* [What the task requires] Below are the records. Gather each line that holds "produkter".

* [Records for this task]
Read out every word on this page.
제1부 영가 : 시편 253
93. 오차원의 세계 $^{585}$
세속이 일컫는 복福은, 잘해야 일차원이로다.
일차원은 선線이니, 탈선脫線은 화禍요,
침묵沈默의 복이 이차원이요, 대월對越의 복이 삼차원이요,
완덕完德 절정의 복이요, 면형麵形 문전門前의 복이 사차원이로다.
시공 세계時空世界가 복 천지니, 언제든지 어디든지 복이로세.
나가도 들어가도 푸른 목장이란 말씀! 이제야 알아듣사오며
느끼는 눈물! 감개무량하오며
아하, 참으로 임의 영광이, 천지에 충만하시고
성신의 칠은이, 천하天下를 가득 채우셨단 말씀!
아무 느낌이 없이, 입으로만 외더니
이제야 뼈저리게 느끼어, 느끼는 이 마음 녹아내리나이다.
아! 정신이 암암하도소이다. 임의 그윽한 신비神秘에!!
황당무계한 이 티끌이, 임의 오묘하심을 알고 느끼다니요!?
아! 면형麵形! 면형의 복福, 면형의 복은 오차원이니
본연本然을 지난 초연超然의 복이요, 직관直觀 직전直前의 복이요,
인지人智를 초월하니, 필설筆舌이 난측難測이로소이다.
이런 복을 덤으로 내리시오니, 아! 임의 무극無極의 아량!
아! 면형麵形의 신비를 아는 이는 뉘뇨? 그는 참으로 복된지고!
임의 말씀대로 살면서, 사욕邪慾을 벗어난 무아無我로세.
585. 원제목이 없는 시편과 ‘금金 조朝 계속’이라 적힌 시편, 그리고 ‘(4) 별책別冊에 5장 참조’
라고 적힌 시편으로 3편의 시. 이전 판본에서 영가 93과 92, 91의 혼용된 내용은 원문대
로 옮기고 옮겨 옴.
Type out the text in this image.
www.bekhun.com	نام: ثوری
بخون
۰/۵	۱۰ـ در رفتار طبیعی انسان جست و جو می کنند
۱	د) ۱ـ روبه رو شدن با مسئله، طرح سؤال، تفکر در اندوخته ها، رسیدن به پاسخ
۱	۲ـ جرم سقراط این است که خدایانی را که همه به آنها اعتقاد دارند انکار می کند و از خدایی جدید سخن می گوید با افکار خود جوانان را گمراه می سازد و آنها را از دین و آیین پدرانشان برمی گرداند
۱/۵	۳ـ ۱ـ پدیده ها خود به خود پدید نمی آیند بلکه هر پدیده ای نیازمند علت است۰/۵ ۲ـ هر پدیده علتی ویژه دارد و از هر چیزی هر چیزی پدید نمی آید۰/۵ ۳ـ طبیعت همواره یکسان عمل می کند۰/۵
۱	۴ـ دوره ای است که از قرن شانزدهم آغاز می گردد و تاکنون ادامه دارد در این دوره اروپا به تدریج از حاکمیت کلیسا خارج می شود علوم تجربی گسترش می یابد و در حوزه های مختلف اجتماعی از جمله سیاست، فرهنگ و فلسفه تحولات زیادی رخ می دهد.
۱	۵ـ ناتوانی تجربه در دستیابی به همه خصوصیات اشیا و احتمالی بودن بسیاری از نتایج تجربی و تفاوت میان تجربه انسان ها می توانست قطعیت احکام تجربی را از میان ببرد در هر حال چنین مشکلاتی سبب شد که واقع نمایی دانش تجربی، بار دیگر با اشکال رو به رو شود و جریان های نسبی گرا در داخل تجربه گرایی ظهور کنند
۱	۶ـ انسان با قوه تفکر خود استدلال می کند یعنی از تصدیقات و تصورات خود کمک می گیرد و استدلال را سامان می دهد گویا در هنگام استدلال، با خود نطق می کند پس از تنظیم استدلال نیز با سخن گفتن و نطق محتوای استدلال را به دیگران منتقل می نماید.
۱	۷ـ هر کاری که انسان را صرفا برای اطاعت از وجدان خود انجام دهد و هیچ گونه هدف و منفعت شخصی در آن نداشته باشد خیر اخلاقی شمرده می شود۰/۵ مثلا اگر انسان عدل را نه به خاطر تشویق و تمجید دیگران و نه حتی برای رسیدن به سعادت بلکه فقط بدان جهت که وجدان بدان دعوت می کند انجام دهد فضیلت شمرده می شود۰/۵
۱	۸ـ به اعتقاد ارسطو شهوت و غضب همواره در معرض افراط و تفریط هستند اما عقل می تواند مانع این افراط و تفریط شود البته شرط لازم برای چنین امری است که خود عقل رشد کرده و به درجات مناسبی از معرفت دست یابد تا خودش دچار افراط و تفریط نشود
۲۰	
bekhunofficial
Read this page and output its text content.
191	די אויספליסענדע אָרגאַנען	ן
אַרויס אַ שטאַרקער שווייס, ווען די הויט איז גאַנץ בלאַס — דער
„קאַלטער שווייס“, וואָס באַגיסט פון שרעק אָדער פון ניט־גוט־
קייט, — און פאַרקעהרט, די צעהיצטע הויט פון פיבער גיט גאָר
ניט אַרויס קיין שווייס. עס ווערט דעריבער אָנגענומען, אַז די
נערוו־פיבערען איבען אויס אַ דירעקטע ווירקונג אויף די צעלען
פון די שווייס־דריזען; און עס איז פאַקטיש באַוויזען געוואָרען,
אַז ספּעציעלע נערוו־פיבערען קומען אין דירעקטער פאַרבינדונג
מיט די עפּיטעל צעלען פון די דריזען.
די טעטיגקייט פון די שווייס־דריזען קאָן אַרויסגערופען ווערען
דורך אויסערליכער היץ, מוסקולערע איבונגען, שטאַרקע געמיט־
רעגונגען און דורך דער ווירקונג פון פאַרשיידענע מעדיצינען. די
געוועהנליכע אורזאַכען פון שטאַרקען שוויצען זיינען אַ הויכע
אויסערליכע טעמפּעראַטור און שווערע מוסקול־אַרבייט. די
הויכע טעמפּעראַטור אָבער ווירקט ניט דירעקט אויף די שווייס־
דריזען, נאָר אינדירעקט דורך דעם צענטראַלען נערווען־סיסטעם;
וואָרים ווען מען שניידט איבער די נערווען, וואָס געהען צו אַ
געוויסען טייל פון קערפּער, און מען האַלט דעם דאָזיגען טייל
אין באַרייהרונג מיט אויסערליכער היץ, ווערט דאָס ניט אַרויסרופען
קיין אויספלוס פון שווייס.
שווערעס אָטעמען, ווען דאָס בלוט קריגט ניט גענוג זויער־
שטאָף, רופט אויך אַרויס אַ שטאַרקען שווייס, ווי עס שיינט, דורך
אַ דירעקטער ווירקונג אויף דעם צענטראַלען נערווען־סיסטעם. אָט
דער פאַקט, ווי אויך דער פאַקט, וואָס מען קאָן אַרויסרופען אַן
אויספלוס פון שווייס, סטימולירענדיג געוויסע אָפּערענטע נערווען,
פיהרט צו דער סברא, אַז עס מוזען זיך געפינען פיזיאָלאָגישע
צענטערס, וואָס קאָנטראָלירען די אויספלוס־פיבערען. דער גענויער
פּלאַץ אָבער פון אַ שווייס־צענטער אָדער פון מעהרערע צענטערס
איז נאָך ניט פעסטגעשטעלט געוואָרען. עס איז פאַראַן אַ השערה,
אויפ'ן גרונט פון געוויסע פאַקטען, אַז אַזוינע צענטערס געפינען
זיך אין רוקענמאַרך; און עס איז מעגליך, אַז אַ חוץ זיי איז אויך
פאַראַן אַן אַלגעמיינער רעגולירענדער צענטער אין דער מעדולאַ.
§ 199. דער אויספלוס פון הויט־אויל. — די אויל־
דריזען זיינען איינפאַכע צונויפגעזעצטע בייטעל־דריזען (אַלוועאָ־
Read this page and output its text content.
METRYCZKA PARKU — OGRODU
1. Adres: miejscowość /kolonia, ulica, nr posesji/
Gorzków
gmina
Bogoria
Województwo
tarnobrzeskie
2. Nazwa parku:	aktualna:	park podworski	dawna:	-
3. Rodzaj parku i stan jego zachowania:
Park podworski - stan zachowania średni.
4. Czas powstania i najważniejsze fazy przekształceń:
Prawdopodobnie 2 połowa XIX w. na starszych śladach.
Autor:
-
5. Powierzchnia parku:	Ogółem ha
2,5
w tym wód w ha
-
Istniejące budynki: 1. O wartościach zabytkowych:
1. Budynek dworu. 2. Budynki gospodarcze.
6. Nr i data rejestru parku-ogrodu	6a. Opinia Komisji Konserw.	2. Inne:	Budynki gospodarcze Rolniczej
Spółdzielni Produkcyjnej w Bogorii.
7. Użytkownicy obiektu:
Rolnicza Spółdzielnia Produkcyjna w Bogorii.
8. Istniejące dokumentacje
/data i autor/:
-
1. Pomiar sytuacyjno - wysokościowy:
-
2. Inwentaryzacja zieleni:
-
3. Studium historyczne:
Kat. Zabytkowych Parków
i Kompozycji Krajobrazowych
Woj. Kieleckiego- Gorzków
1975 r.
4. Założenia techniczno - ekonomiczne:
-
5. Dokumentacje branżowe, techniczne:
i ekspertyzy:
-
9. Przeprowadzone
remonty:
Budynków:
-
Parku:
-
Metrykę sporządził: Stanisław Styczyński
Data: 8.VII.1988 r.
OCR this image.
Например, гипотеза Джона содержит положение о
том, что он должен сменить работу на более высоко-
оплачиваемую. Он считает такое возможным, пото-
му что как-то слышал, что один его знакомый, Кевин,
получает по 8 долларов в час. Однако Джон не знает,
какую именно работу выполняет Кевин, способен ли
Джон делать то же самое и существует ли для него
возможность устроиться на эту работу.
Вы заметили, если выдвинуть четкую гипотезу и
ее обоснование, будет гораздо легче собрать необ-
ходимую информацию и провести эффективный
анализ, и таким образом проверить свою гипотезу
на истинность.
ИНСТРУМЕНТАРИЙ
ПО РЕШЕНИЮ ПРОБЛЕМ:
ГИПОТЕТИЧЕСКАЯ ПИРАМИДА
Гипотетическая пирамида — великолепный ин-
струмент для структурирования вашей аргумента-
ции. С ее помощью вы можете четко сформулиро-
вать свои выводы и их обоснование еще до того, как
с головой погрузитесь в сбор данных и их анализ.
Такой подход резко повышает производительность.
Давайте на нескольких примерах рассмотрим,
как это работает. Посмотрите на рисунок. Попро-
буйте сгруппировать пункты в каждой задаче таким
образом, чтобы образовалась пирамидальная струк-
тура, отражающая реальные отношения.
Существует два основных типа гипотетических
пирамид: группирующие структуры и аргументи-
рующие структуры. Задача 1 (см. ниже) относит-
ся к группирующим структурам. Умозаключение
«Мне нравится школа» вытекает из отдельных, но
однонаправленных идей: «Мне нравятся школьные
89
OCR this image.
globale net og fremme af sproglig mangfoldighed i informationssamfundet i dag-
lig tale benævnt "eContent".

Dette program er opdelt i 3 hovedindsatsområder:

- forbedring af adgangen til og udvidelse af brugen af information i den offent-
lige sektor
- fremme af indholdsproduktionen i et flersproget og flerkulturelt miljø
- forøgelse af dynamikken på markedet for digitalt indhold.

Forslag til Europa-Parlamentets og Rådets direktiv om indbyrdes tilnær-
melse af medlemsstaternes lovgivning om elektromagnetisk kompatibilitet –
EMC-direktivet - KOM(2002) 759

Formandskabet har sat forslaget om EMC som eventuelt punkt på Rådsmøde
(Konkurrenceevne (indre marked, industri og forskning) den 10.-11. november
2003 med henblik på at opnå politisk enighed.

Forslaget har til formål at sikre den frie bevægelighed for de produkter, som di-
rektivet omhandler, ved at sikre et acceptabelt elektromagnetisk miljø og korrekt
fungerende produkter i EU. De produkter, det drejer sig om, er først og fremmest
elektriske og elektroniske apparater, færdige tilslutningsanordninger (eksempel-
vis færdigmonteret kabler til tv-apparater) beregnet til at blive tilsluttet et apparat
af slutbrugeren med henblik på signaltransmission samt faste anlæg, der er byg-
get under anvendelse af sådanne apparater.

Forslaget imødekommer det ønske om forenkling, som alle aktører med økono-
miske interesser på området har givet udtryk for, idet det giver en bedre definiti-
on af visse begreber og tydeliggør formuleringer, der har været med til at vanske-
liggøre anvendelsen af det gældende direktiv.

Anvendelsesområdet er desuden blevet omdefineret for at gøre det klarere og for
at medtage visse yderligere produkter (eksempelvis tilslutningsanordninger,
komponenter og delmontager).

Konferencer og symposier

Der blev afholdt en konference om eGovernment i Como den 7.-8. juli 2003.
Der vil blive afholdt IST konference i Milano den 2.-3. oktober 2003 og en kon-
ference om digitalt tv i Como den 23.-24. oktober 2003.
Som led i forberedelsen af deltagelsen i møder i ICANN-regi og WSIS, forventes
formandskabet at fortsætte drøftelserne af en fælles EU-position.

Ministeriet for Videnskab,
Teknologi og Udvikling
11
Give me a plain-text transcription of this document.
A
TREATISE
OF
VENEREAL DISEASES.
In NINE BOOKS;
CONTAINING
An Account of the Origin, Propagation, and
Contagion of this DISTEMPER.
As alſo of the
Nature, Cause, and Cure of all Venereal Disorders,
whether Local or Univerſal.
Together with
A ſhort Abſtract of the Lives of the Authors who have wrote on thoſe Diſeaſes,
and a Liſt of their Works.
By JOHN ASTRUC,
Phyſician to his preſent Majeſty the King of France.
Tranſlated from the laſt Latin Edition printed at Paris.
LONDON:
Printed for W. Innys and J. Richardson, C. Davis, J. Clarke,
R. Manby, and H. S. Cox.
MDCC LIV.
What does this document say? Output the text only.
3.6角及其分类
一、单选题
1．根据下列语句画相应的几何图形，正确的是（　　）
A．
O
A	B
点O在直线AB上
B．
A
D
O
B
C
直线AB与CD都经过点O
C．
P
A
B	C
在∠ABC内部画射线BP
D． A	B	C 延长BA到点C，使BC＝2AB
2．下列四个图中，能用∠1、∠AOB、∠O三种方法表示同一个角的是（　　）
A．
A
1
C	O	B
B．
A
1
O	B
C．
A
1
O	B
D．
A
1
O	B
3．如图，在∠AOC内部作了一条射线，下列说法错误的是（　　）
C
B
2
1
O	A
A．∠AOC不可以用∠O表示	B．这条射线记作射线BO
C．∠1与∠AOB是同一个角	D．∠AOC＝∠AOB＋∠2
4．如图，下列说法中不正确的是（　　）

* [Result]
Forslaget har til formål at sikre den frie bevægelighed for de produkter, som di-
fungerende produkter i EU. De produkter, det drejer sig om, er først og fremmest
at medtage visse yderligere produkter (eksempelvis tilslutningsanordninger,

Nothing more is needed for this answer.